• **PROBLEM TO WORK ON**: Which lines in the records below contain the word "this"? Copy each one out.

• **DATASET**:
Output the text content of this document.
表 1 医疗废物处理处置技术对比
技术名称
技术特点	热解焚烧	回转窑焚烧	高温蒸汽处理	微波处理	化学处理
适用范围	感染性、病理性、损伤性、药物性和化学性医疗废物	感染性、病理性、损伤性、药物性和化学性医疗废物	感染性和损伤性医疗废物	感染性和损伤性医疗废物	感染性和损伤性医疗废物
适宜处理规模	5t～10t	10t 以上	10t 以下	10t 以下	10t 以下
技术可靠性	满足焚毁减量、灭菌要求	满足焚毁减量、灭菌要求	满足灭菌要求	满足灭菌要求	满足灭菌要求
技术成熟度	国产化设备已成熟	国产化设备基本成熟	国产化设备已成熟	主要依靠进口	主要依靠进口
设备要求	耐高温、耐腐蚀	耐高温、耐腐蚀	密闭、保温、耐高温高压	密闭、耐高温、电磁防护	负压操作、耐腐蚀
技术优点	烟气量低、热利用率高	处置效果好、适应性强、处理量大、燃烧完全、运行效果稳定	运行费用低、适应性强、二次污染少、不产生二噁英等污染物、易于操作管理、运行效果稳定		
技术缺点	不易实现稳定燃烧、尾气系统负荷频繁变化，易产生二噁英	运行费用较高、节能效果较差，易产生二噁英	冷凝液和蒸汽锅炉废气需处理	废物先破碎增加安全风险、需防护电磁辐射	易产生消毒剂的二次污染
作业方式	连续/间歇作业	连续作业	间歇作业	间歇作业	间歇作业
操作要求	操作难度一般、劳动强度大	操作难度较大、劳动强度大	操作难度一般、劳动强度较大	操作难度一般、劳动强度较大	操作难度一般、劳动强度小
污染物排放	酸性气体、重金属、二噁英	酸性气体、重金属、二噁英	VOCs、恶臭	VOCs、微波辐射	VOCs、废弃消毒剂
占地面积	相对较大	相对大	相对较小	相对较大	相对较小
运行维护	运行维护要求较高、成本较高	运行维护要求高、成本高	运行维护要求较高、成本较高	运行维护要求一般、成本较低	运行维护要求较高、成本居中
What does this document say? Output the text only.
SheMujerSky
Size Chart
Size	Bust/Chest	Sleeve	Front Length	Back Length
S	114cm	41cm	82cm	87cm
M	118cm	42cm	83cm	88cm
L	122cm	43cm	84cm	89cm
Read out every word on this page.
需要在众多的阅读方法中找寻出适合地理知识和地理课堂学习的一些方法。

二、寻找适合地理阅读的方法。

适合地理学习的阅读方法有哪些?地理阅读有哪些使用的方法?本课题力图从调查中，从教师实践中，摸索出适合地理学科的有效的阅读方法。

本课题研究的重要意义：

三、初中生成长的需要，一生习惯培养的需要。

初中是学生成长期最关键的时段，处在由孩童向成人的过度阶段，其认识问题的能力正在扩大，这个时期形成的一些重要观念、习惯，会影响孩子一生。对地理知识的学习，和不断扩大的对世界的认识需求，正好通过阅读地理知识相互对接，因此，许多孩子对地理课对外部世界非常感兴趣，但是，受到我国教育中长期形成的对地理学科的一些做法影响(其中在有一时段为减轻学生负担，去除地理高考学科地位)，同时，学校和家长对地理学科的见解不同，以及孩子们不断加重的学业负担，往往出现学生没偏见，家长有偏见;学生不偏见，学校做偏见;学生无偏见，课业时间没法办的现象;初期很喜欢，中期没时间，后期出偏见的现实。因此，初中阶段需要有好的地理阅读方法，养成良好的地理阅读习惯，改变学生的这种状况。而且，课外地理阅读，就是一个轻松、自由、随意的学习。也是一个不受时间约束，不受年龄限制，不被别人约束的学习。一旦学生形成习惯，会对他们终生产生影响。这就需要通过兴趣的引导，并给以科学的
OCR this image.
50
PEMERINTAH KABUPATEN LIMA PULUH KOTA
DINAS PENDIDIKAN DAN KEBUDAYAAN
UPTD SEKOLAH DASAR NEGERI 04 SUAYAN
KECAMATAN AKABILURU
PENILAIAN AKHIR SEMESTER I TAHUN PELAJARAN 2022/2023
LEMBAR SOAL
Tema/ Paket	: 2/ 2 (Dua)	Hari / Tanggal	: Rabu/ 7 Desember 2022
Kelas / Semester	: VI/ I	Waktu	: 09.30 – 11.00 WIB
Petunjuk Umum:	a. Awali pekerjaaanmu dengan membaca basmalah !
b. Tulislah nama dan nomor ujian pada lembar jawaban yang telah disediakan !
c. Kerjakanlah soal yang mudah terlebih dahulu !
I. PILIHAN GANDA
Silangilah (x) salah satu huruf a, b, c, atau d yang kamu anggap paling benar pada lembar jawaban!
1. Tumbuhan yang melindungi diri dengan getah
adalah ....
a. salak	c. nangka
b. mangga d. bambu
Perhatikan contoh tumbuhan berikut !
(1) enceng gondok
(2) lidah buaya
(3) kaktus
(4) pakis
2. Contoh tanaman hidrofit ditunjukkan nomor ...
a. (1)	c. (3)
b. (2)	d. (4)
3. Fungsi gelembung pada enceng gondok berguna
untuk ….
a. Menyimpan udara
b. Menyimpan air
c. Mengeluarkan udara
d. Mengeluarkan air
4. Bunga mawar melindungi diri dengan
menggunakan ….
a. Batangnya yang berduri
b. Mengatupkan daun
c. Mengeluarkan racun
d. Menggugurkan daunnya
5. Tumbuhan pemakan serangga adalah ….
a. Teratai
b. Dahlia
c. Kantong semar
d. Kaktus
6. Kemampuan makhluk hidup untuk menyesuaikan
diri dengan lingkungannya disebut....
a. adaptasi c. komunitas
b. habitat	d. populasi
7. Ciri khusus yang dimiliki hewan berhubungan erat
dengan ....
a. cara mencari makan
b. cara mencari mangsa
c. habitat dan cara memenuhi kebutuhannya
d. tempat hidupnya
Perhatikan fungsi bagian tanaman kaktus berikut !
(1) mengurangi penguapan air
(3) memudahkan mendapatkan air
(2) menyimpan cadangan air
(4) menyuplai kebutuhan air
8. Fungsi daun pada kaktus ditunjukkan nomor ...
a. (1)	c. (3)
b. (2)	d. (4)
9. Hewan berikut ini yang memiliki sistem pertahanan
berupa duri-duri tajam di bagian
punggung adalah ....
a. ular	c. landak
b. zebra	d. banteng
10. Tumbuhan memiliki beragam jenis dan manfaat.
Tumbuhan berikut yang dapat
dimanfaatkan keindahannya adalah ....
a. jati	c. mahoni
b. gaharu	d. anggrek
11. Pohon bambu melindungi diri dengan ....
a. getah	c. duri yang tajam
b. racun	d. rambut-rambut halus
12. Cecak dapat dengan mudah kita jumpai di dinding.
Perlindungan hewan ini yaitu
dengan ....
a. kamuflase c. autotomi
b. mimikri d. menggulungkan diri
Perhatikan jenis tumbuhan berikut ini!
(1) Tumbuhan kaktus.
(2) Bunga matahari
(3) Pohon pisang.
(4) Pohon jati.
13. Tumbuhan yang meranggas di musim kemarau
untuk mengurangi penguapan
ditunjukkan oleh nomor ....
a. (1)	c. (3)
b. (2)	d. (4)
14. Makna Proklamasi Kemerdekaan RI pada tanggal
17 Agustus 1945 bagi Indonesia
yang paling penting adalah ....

• **EXERCISE RESPONSE**:
Output the text content of this document.
What does this document say? Output the text only.
Read out every word on this page.
OCR this image.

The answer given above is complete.